[THE PROBLEM]:
Gather up every line that includes the string "Daily".

[GIVEN DATA]:
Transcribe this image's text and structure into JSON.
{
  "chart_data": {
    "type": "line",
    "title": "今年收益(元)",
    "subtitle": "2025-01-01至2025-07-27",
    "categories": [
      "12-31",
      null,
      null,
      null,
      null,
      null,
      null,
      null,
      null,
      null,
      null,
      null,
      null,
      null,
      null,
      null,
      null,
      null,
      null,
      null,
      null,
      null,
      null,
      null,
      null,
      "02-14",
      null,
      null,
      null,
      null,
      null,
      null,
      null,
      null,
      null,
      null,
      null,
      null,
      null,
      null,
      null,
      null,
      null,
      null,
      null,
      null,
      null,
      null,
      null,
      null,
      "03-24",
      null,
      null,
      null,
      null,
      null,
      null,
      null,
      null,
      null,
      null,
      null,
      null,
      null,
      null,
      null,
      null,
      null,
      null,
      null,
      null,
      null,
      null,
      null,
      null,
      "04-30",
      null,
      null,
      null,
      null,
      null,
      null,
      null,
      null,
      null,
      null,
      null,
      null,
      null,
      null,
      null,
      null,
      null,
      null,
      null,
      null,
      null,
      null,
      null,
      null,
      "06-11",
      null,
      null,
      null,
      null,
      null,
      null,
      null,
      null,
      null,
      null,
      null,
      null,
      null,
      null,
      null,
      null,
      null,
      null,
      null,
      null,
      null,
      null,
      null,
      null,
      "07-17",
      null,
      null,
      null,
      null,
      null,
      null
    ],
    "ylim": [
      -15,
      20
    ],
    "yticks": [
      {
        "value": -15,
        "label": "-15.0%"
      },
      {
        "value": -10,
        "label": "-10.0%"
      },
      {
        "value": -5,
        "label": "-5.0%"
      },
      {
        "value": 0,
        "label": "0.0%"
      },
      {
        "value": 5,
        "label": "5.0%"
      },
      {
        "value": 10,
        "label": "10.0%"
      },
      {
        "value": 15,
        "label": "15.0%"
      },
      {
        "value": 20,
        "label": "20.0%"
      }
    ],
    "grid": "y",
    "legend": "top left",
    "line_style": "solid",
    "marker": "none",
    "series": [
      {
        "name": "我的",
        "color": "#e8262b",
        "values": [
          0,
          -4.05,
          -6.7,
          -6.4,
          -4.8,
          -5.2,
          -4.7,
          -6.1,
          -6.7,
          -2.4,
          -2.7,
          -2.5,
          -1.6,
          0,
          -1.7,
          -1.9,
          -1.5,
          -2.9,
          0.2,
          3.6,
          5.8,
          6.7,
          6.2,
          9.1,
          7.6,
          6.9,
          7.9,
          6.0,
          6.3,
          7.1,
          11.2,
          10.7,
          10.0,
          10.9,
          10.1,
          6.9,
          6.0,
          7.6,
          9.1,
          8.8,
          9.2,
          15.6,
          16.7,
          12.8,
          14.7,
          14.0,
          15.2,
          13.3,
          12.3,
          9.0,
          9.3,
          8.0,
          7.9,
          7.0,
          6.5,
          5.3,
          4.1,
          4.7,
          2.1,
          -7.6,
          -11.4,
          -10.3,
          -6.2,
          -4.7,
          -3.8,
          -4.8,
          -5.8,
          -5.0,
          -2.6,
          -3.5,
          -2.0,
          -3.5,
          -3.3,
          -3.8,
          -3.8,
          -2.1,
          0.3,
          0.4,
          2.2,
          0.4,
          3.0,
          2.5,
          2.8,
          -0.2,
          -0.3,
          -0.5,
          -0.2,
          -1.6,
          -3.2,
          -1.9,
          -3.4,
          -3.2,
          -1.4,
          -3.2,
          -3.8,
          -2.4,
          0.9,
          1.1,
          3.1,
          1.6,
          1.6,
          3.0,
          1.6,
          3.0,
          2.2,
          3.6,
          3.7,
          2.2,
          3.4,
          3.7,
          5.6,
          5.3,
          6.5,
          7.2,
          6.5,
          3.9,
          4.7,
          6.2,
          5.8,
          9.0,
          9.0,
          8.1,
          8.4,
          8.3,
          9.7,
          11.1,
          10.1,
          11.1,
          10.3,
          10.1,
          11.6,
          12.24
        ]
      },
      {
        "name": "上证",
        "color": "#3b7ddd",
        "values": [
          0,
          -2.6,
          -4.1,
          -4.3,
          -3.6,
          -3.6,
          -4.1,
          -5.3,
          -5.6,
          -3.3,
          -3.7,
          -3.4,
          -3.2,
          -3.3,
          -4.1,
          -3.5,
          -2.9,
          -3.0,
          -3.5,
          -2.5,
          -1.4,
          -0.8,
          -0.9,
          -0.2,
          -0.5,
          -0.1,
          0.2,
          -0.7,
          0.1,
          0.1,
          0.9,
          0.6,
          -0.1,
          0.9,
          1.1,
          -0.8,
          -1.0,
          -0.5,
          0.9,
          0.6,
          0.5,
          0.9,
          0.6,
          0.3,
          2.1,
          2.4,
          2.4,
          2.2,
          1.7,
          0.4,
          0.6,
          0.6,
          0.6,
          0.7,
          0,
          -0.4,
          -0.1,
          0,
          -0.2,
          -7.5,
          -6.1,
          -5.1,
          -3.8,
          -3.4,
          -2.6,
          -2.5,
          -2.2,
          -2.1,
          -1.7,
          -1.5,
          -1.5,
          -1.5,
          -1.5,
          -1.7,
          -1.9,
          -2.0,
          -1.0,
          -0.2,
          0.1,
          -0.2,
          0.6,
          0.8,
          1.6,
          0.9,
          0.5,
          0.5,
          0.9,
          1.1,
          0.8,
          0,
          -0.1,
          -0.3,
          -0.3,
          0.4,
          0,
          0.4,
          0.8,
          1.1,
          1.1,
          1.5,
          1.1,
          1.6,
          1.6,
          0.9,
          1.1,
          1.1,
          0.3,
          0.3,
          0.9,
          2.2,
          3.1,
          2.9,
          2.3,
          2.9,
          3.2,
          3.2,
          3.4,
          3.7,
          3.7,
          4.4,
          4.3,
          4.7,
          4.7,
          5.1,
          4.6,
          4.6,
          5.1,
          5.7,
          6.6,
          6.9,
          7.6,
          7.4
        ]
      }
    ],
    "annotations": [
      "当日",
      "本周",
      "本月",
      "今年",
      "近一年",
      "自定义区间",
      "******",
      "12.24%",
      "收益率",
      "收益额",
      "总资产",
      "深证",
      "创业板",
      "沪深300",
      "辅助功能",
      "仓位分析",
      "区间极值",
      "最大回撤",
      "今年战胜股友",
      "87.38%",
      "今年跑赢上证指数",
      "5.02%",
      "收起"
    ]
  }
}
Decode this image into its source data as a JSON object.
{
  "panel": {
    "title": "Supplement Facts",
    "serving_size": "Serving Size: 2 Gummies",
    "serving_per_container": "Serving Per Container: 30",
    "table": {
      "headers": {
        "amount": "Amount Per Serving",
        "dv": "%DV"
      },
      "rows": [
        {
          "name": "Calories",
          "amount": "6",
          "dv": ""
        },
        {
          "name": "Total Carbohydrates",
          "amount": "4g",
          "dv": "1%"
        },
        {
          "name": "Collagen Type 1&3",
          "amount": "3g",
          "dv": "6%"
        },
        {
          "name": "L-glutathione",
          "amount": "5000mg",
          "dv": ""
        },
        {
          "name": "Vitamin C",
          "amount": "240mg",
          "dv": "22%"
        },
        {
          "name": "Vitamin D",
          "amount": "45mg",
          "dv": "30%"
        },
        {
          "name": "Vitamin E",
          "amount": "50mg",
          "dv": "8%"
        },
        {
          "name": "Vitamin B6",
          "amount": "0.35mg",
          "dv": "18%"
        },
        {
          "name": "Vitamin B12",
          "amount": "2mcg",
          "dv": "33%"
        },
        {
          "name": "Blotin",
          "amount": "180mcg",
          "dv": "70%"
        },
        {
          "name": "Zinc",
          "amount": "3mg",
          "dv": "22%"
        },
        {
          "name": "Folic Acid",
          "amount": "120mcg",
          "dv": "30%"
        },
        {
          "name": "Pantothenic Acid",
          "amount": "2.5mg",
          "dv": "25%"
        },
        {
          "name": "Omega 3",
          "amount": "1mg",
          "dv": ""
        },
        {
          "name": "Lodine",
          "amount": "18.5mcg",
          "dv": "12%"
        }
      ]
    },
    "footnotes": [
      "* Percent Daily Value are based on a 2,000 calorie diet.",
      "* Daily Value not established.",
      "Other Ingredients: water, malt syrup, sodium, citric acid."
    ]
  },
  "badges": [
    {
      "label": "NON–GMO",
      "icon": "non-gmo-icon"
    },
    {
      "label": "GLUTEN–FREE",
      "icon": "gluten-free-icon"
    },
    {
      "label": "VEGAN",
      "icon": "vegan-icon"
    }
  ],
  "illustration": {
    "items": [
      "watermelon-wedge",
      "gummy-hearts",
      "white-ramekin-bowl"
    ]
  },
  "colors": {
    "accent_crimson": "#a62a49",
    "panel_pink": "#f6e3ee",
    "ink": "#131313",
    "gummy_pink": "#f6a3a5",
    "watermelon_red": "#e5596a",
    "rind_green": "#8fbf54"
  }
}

[THE RESULT]:
      "* Percent Daily Value are based on a 2,000 calorie diet.",
      "* Daily Value not established.",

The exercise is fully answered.